**Your instructions**
Gather up the lines with the word "compris" in them.

**Saved data entries**
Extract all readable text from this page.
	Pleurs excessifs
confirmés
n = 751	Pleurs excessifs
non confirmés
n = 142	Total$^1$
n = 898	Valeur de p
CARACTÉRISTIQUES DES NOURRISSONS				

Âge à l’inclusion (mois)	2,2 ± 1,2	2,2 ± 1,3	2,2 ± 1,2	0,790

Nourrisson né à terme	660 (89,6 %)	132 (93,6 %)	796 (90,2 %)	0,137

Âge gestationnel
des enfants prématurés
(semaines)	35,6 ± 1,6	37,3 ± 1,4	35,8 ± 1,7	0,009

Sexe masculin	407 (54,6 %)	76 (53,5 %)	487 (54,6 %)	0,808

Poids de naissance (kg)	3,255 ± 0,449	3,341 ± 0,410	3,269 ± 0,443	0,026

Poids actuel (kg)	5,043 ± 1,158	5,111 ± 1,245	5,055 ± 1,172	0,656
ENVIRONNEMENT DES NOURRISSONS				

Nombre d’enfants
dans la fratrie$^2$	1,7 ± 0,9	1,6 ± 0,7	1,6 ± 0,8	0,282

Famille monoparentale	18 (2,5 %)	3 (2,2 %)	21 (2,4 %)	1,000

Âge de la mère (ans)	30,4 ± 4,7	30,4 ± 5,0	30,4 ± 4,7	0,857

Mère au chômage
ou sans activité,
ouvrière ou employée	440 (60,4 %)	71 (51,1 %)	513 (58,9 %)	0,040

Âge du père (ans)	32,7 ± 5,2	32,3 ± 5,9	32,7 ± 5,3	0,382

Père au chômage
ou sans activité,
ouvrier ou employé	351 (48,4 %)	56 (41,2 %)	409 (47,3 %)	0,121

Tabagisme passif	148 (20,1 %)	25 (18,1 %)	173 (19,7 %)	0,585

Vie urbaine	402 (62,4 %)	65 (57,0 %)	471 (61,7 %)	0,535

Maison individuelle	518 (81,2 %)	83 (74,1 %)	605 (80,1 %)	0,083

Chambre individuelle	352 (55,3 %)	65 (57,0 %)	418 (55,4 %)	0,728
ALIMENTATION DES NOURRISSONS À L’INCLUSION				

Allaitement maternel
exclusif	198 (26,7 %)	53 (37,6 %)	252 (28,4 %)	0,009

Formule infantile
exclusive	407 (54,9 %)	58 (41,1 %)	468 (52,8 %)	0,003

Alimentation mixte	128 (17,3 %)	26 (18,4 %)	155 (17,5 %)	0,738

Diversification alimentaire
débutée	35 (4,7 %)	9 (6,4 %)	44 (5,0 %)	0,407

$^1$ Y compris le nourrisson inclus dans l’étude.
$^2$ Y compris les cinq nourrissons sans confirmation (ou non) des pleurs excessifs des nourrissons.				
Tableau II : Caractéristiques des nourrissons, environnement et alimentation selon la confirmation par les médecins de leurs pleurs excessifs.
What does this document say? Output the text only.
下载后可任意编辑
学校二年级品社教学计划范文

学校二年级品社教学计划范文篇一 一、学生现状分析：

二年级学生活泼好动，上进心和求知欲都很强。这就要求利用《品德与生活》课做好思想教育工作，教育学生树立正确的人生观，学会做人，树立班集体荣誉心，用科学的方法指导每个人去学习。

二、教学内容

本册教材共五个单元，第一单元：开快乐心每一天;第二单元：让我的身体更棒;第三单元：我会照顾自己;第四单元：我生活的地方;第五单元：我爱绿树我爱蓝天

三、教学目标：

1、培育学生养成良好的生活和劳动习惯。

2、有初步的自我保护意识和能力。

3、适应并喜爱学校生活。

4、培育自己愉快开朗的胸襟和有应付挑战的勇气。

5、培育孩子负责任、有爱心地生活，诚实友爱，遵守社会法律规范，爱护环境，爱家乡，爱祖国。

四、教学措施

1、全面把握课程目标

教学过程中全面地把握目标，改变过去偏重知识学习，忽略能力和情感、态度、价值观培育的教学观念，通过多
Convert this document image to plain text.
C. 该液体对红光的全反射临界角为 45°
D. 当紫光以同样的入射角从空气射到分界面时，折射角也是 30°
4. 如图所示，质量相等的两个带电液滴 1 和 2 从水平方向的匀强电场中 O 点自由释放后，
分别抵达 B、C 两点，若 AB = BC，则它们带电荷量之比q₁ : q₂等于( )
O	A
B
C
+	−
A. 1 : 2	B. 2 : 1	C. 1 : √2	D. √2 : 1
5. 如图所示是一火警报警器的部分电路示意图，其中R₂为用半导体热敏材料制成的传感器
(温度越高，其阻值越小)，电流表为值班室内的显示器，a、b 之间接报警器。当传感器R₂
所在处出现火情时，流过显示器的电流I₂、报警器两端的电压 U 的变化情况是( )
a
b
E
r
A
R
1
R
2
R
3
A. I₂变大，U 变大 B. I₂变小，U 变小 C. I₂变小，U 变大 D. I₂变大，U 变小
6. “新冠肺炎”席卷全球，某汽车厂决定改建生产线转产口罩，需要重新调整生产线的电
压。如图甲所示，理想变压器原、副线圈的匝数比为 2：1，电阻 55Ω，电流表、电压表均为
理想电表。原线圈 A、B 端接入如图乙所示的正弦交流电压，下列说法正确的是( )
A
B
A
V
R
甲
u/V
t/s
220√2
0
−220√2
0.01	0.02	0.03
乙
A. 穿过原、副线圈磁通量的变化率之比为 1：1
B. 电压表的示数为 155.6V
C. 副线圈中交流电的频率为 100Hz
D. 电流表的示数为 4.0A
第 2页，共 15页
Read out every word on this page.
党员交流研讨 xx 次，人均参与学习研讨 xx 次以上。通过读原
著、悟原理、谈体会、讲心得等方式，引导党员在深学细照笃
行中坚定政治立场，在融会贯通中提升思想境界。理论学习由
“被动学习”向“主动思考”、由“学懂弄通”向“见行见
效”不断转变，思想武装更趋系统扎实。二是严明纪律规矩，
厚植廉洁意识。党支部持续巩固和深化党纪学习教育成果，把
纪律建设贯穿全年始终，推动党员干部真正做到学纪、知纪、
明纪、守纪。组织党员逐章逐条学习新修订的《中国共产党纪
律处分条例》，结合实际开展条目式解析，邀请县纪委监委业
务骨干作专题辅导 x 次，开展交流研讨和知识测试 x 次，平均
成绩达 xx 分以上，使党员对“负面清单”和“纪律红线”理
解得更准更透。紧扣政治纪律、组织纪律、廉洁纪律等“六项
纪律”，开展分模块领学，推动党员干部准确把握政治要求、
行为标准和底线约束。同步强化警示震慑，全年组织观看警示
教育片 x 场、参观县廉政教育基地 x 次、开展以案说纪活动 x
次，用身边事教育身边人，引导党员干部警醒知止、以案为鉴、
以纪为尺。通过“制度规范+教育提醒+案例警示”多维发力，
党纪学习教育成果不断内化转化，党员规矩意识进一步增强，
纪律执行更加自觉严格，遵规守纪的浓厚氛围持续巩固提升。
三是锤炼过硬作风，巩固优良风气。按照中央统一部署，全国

**Result of the task**
$^1$ Y compris le nourrisson inclus dans l’étude.
$^2$ Y compris les cinq nourrissons sans confirmation (ou non) des pleurs excessifs des nourrissons.				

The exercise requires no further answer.